Inter, Conte è a caccia di gol extra. Più reti da dietro: dalla difesa si aspetta almeno 10 centri

Inter, Conte è a caccia di gol extra. Più reti da dietro: dalla difesa si aspetta almeno 10 centri

Il tecnico dell’Inter vuole che i suoi centrali vadano a segno con continuità

di Andrea Della Sala, @dellas8427
Skriniar a Lugano

Conte cerca gol anche dai centrocampisti e dal reparto difensivo. Il lavoro dell’Inter a Lugano era mirato anche in questa direzione: cercare di utilizzare al meglio i centimetri disponibili in squadra per aumentare le possibilità di andare a segno.

“Con la batteria che si ritrova là dietro, potenzialmente, potrebbe recuperare una decina di gol a stagione, utili specialmente nelle partite contro squadre chiuse, dove magari trovare l’incornata (o la zampata, come viene) giusta su calcio piazzato può fare la differenza. Una decina di reti dalla retroguardia sarebbe un obiettivo raggiungibile, sempre che si riesca a fare meglio che nell’ultima stagione. Dove solo De Vrij ha messo a segno 2 reti in stagione da calcio da fermo: la prima contro il Torino alla seconda di campionato, l’ultima nel derby del 17 marzo contro il Milan. Meno di quanto ci si aspettasse dal giocatore che solo la stagione precedente, quando giocava con la Lazio, aveva segnato la bellezza di 6 reti in campionato e una in Europa League, agli ottavi contro la Dinamo Kiev. Un’involuzione nella passata stagione alla quale non ha potuto sottrarsi il pur sempre ottimo Milan Skriniar. Lui alla prima stagione in nerazzurro, la 2017/18, di gol ne aveva segnati ben 4 (contro Crotone, Sampdoria, Chievo e Benevento). Un bel bottino per un centrale, che si pensava potesse ripetere l’anno successivo. La casella delle marcature nella stagione conclusa, invece, è rimasta mestamente ferma sullo 0. Al meglio delle loro possibilità, insomma, Conte potrebbe aspettarsi una decina di gol solo da loro due”, ricorda Tuttosport.

Estratto dati.

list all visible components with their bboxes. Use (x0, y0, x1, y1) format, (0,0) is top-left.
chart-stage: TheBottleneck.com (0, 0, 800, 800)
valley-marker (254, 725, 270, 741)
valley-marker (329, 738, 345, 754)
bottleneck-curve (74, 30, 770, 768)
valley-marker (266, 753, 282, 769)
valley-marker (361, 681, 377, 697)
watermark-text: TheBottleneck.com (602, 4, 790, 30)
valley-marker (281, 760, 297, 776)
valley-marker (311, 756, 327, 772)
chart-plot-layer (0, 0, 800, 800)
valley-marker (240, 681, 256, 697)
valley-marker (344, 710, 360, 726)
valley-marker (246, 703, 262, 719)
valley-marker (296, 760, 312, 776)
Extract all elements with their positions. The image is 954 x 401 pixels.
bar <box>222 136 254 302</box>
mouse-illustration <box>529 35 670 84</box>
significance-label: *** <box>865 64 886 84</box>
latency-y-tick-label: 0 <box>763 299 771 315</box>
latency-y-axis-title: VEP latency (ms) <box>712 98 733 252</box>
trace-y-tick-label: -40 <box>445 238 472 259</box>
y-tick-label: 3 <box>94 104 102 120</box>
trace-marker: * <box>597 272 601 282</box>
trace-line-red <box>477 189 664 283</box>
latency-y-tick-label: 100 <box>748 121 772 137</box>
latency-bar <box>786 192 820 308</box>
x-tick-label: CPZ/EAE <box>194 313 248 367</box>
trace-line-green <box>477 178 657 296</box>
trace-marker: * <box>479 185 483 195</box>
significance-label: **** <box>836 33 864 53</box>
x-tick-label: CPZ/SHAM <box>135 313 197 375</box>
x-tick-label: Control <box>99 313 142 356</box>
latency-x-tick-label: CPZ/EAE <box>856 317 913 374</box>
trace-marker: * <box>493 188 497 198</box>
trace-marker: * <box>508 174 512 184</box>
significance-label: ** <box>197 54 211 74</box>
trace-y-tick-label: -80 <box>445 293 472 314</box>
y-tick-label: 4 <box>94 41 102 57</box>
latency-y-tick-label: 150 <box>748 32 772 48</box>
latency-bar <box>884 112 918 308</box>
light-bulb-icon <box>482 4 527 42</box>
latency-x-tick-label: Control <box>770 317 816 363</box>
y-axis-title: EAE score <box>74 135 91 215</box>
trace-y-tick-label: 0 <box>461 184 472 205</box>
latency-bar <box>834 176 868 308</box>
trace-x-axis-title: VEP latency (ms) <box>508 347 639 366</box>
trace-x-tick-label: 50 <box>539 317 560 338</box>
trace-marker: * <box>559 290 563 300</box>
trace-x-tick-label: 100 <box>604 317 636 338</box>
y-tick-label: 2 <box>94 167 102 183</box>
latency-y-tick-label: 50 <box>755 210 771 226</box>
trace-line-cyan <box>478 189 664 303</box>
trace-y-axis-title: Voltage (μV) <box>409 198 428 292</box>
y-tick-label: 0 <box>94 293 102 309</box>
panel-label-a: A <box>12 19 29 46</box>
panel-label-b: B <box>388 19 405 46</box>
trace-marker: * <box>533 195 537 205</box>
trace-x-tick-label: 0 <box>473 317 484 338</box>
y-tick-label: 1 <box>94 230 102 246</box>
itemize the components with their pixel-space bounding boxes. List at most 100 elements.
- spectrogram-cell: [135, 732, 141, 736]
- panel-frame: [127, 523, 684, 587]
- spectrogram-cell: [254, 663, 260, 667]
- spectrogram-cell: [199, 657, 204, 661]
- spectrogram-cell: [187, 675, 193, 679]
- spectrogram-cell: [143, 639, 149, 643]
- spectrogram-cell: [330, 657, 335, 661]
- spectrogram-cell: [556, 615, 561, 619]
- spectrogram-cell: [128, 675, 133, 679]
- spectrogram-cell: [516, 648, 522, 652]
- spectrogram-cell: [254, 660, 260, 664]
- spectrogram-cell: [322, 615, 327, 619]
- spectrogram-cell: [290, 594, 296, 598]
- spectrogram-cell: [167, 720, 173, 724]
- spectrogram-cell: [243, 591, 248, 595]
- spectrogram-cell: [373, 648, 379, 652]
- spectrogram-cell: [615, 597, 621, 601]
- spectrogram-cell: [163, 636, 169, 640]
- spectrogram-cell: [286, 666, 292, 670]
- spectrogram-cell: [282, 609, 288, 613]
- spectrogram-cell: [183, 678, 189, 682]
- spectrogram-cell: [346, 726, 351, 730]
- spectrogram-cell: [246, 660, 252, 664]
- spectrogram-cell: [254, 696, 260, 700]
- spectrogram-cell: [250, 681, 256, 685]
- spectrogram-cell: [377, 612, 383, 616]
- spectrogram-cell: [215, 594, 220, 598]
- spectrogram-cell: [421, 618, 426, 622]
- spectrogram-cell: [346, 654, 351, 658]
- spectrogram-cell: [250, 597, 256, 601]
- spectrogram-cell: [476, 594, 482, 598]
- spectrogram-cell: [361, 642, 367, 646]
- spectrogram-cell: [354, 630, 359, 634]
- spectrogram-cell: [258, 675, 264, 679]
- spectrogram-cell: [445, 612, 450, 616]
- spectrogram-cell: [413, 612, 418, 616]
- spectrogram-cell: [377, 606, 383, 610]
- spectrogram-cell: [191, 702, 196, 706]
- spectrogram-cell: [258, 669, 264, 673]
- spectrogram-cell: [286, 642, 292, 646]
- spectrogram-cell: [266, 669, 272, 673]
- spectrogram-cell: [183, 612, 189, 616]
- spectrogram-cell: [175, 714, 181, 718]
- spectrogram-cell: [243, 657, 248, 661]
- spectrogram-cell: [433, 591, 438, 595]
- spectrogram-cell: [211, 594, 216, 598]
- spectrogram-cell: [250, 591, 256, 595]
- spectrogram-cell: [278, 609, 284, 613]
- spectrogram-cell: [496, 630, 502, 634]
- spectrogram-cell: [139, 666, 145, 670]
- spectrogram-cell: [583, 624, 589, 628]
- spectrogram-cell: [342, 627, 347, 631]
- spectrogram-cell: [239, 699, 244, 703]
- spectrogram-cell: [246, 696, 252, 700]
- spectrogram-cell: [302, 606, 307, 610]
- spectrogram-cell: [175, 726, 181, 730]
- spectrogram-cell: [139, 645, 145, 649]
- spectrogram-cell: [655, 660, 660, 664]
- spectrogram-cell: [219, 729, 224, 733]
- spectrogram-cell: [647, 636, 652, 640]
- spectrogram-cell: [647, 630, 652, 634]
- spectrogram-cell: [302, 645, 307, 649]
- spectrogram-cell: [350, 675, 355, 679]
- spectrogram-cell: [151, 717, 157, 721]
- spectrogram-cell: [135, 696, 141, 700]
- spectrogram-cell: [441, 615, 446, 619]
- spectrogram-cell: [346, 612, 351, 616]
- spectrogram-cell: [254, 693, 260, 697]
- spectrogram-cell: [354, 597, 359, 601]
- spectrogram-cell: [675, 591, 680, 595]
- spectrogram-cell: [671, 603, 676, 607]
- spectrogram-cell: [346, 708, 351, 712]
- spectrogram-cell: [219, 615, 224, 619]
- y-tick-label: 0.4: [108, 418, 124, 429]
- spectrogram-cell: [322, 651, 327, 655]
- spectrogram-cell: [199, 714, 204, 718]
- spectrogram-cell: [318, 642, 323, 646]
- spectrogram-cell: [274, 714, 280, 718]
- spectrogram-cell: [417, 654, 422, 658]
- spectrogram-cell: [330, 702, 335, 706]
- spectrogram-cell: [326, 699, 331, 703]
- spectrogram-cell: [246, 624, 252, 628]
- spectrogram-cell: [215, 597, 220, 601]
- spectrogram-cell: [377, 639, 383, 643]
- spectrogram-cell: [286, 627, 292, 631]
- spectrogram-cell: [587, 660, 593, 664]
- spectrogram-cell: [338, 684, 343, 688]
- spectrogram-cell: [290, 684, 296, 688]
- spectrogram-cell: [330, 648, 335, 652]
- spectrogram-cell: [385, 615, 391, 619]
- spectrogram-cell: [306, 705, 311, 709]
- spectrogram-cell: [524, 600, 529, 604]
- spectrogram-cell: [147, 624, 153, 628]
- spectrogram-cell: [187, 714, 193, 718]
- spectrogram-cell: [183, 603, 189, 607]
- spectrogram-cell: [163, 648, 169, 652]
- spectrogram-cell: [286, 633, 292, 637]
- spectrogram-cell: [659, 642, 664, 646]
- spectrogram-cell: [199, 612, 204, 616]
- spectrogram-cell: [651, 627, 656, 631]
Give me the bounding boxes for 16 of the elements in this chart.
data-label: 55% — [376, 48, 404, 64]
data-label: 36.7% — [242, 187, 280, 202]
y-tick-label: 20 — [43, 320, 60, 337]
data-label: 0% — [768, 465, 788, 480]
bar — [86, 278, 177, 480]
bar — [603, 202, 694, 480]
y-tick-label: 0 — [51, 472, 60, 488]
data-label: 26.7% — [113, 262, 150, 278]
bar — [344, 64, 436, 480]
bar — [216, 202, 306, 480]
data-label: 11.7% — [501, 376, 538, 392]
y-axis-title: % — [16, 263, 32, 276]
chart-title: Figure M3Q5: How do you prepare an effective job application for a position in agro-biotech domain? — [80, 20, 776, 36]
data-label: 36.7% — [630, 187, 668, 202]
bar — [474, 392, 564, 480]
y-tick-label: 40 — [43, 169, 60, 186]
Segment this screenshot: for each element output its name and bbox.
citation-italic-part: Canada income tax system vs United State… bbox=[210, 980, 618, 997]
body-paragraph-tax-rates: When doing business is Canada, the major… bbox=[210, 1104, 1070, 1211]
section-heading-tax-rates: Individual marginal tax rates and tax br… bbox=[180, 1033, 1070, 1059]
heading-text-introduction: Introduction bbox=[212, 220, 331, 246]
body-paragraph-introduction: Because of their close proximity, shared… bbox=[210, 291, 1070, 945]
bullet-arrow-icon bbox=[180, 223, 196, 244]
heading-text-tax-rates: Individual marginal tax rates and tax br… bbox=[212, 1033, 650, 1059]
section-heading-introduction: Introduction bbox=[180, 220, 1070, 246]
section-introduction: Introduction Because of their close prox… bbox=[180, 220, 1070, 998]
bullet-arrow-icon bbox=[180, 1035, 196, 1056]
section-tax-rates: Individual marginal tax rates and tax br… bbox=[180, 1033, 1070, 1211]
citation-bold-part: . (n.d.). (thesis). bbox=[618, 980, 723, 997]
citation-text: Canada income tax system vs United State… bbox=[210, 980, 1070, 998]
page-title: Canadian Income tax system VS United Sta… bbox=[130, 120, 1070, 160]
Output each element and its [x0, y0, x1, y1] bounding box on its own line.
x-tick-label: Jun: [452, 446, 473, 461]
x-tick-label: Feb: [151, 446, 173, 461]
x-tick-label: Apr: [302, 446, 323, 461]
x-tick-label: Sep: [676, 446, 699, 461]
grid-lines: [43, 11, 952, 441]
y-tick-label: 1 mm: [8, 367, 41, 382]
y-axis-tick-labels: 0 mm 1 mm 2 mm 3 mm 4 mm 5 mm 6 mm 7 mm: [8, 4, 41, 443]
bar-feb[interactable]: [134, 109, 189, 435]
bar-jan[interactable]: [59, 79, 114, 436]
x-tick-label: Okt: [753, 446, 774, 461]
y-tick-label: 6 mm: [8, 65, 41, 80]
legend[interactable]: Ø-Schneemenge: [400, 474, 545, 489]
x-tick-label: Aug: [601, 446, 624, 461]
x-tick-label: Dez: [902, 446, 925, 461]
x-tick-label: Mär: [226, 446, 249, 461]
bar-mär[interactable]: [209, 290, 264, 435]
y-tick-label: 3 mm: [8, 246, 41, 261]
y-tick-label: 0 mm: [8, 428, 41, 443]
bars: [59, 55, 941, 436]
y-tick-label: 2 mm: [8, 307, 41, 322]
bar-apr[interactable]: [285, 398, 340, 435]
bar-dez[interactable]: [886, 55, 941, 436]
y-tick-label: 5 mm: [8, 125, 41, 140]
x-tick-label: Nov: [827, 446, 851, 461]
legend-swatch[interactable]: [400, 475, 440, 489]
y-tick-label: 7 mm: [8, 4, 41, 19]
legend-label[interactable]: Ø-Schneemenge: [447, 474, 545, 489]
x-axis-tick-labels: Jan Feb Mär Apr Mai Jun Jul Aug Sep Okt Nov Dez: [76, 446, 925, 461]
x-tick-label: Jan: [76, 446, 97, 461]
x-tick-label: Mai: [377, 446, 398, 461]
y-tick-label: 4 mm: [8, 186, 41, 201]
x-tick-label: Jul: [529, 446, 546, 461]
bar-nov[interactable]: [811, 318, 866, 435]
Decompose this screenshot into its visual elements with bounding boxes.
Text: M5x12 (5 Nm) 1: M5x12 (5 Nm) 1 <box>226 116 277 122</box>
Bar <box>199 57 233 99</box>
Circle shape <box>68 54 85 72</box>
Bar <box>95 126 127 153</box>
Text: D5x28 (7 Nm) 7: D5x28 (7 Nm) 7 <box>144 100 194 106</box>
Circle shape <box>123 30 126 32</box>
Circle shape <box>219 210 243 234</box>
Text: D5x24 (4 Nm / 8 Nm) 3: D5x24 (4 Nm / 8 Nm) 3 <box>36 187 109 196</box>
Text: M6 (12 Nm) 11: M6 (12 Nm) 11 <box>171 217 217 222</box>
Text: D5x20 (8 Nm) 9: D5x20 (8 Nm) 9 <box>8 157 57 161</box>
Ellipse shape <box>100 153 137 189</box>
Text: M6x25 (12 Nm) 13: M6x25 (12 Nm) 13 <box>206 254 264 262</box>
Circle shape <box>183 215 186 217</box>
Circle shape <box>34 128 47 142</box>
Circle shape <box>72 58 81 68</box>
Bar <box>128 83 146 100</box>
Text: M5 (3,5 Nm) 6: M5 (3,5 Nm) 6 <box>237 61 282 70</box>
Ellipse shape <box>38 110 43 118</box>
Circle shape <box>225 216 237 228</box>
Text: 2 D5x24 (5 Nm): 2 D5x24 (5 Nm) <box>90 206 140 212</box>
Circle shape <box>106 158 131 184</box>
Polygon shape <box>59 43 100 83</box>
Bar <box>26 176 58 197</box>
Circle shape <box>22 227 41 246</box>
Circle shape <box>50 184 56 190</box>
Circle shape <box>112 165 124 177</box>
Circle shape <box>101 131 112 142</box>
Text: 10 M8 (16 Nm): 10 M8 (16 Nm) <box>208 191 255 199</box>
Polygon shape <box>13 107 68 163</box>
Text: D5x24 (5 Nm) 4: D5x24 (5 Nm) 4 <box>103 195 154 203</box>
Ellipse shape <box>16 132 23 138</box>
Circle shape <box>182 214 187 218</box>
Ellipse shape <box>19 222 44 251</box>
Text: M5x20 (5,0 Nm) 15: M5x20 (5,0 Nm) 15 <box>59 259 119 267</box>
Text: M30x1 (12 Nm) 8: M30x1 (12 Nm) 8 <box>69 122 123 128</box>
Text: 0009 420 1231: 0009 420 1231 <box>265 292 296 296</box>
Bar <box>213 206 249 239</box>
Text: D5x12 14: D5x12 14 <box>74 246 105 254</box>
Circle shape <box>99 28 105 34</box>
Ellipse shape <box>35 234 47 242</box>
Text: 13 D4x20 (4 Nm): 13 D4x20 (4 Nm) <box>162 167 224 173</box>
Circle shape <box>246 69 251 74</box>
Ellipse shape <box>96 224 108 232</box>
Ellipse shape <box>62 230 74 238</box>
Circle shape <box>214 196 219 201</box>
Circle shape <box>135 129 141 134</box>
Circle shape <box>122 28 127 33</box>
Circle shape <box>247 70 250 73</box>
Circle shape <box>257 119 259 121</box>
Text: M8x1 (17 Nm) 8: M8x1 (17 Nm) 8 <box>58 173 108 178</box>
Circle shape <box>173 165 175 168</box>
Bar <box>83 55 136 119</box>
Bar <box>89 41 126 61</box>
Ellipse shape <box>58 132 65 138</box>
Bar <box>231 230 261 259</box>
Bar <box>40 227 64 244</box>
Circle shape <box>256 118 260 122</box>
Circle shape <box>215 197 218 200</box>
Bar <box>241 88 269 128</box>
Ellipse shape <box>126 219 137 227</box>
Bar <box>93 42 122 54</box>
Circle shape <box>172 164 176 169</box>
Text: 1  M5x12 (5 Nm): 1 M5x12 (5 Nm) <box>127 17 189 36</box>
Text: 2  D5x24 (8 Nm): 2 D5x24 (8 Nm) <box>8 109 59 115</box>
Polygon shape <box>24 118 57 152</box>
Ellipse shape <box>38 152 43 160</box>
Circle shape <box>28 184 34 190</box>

Descrizione esercizio.
Prosegui l'articolo sui gol che Conte si aspetta dalla difesa dell'Inter, a partire dalla frase che segue l'ultima riportata.

Risposta.
“Quest’anno, però, in mezzo alla difesa agirà anche un tal Diego Godin che dei gol su calcio da fermo ne fa una specialità. Negli anni alla corte di Simeone, il difensore uruguaiano ha segnato la bellezza di 27 reti (quelle totali in Liga sono 31 perché vanno aggiunte le 4 segnate con la maglia del Villarreal). In effetti, negli occhi dei tifosi dell’Atletico, la più bella stagione dell’ultimo decennio, quella del 2014, verrà ricordata anche per 2 gol su corner di Godin: quello dell’1-1 al Camp Nou all’ultima di campionato che ha permesso ai Colchoneros di vincere la Liga e quello della finale di Champions che aveva fatto cullare sogni di trionfo, prima che il Real Madrid con Ramos pareggiasse nel recupero e passasse nei supplementari. Nell’ultima stagione Godin ha segnato 3 gol in campionato, contro Real Sociedad, Athletic Bilbao e Girona – curiosamente, tutti e 3 sugli sviluppi di un calcio di punizione. I tifosi interisti ricorderanno però sicuramente quello segnato in Champions contro la Juve (anche qui, sugli sviluppi di una punizione). Numeri sui quali Conte spera di poter contare, pescando magari qualche jolly anche dai difensori non titolari”, si legge sul quotidiano.